Locate each line of the material that contains "role", then return it.

> _Record extracts_:
□ □ □
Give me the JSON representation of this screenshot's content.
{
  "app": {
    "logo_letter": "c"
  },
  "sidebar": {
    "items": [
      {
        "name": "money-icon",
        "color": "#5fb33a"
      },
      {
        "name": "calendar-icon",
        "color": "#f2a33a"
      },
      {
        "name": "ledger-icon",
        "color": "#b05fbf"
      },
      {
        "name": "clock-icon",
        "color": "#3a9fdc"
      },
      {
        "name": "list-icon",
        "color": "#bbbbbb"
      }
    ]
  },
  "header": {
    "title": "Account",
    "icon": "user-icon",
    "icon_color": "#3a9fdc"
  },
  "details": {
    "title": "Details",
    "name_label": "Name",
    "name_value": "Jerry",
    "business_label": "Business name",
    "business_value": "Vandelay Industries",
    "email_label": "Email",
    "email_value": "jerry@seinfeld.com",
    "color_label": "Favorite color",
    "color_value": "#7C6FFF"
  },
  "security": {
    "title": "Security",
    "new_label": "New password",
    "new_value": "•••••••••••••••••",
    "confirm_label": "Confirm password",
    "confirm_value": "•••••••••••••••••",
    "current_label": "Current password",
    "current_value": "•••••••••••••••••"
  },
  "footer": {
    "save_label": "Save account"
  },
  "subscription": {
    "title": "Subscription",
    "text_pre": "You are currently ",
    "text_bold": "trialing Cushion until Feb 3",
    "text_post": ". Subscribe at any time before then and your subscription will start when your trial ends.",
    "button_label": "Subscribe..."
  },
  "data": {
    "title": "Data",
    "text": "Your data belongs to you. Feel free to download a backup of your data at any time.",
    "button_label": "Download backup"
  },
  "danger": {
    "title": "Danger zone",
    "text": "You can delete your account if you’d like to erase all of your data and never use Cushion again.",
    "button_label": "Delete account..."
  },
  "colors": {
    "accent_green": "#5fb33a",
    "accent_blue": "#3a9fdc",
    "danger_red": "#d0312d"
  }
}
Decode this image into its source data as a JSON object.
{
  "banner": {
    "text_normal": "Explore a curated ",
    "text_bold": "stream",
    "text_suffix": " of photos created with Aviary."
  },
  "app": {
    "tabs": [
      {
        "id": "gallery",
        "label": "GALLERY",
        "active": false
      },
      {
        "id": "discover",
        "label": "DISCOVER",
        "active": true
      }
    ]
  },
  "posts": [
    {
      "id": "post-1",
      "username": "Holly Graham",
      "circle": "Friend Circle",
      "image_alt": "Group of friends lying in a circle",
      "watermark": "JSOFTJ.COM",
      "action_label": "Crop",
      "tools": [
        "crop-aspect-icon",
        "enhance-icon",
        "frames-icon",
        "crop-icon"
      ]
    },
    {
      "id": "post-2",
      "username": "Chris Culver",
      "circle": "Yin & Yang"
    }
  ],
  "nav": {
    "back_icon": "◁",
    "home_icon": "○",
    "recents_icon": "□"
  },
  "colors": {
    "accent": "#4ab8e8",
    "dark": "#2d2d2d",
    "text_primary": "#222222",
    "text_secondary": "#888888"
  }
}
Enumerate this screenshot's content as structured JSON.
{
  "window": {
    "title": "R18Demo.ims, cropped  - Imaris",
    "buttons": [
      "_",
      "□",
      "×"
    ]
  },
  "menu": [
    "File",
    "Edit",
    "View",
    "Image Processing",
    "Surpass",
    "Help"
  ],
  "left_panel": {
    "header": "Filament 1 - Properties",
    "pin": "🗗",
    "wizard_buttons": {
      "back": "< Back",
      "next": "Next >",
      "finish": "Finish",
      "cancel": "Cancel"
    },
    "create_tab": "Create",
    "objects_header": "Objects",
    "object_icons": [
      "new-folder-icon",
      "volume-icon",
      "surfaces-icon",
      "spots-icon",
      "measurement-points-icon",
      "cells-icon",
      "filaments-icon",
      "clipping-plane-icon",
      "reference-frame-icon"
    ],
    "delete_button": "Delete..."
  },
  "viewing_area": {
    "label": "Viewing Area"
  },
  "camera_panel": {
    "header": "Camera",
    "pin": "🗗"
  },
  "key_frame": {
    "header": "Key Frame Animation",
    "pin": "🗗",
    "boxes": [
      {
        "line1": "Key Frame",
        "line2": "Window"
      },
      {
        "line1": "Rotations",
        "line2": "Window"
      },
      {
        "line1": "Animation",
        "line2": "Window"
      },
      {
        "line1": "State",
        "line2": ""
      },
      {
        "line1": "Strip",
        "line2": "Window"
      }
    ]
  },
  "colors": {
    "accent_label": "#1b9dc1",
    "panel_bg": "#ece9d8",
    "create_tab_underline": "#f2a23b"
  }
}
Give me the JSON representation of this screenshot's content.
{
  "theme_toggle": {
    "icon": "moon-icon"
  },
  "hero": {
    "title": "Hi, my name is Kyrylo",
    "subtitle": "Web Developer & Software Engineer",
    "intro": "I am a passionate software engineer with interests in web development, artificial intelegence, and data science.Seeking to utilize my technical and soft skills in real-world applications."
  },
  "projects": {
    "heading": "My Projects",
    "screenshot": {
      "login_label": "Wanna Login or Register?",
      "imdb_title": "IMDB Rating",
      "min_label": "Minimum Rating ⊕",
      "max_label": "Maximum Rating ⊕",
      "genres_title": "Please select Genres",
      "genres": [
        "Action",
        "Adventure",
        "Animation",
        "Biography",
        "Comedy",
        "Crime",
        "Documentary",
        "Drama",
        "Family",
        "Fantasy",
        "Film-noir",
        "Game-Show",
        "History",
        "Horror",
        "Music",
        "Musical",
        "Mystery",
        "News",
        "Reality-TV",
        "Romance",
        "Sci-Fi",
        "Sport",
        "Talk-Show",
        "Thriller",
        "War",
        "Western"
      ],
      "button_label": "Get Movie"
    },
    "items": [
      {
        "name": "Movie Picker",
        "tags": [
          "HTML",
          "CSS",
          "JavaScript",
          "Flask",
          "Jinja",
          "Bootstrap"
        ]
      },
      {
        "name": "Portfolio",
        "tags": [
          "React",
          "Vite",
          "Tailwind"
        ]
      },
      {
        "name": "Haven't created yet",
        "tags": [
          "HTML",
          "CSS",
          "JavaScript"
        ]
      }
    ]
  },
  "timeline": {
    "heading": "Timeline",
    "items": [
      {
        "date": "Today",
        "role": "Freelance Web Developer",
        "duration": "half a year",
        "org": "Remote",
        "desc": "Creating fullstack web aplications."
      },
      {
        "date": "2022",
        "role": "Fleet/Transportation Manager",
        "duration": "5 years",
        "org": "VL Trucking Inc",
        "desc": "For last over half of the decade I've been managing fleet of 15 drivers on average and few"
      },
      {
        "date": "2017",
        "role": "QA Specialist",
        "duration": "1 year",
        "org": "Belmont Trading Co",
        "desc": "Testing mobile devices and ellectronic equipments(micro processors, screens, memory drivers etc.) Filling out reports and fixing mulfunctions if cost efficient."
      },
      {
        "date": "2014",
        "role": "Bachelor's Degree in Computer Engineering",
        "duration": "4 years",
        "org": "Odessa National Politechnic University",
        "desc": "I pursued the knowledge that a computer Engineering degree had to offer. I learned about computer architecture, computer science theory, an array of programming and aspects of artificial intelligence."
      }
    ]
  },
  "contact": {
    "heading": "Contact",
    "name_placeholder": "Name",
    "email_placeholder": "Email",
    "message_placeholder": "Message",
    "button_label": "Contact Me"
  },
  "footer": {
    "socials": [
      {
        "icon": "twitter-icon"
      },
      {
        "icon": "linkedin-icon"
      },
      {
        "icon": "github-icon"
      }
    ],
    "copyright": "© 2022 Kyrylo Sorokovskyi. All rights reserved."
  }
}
□ □ □
> _Exercise result_:
        "role": "Freelance Web Developer",
        "role": "Fleet/Transportation Manager",
        "role": "QA Specialist",
        "role": "Bachelor's Degree in Computer Engineering",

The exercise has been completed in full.